◆ What is asked:
Output all of the records exactly as written.

################

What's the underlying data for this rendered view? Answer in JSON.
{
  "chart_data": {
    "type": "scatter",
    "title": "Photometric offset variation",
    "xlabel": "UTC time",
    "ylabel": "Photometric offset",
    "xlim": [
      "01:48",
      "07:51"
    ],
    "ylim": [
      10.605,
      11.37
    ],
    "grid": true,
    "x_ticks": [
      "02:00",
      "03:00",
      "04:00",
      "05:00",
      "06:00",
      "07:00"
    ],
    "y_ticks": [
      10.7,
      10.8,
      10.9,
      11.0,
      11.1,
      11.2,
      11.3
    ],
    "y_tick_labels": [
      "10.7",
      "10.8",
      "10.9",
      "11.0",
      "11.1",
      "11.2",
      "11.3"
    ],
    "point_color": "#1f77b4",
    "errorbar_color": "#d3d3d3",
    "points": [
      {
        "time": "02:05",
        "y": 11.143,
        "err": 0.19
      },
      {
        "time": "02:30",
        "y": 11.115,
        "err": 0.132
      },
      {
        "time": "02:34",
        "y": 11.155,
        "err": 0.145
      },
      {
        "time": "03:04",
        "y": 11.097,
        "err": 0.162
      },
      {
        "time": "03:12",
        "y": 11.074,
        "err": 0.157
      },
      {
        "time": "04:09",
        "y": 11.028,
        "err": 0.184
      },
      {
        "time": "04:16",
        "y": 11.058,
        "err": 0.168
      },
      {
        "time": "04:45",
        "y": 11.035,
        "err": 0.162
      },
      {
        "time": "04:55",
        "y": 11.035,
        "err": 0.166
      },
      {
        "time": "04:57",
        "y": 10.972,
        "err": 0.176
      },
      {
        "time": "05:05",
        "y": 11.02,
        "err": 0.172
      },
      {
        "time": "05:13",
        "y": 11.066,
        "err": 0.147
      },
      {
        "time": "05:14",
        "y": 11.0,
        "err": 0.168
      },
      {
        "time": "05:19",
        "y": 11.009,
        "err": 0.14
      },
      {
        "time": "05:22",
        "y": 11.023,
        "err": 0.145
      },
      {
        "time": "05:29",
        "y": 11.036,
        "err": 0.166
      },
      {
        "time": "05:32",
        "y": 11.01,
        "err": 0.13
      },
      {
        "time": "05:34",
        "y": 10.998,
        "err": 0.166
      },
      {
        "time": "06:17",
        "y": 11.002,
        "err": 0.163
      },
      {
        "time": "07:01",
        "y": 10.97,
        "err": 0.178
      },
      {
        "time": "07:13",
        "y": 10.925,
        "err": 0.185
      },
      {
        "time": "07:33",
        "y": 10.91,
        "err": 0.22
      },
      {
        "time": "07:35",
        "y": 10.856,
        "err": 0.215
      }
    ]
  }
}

################

◆ Output:
What's the underlying data for this rendered view? Answer in JSON.
{
  "chart_data": {
    "type": "scatter",
    "title": "Photometric offset variation",
    "xlabel": "UTC time",
    "ylabel": "Photometric offset",
    "xlim": [
      "01:48",
      "07:51"
    ],
    "ylim": [
      10.605,
      11.37
    ],
    "grid": true,
    "x_ticks": [
      "02:00",
      "03:00",
      "04:00",
      "05:00",
      "06:00",
      "07:00"
    ],
    "y_ticks": [
      10.7,
      10.8,
      10.9,
      11.0,
      11.1,
      11.2,
      11.3
    ],
    "y_tick_labels": [
      "10.7",
      "10.8",
      "10.9",
      "11.0",
      "11.1",
      "11.2",
      "11.3"
    ],
    "point_color": "#1f77b4",
    "errorbar_color": "#d3d3d3",
    "points": [
      {
        "time": "02:05",
        "y": 11.143,
        "err": 0.19
      },
      {
        "time": "02:30",
        "y": 11.115,
        "err": 0.132
      },
      {
        "time": "02:34",
        "y": 11.155,
        "err": 0.145
      },
      {
        "time": "03:04",
        "y": 11.097,
        "err": 0.162
      },
      {
        "time": "03:12",
        "y": 11.074,
        "err": 0.157
      },
      {
        "time": "04:09",
        "y": 11.028,
        "err": 0.184
      },
      {
        "time": "04:16",
        "y": 11.058,
        "err": 0.168
      },
      {
        "time": "04:45",
        "y": 11.035,
        "err": 0.162
      },
      {
        "time": "04:55",
        "y": 11.035,
        "err": 0.166
      },
      {
        "time": "04:57",
        "y": 10.972,
        "err": 0.176
      },
      {
        "time": "05:05",
        "y": 11.02,
        "err": 0.172
      },
      {
        "time": "05:13",
        "y": 11.066,
        "err": 0.147
      },
      {
        "time": "05:14",
        "y": 11.0,
        "err": 0.168
      },
      {
        "time": "05:19",
        "y": 11.009,
        "err": 0.14
      },
      {
        "time": "05:22",
        "y": 11.023,
        "err": 0.145
      },
      {
        "time": "05:29",
        "y": 11.036,
        "err": 0.166
      },
      {
        "time": "05:32",
        "y": 11.01,
        "err": 0.13
      },
      {
        "time": "05:34",
        "y": 10.998,
        "err": 0.166
      },
      {
        "time": "06:17",
        "y": 11.002,
        "err": 0.163
      },
      {
        "time": "07:01",
        "y": 10.97,
        "err": 0.178
      },
      {
        "time": "07:13",
        "y": 10.925,
        "err": 0.185
      },
      {
        "time": "07:33",
        "y": 10.91,
        "err": 0.22
      },
      {
        "time": "07:35",
        "y": 10.856,
        "err": 0.215
      }
    ]
  }
}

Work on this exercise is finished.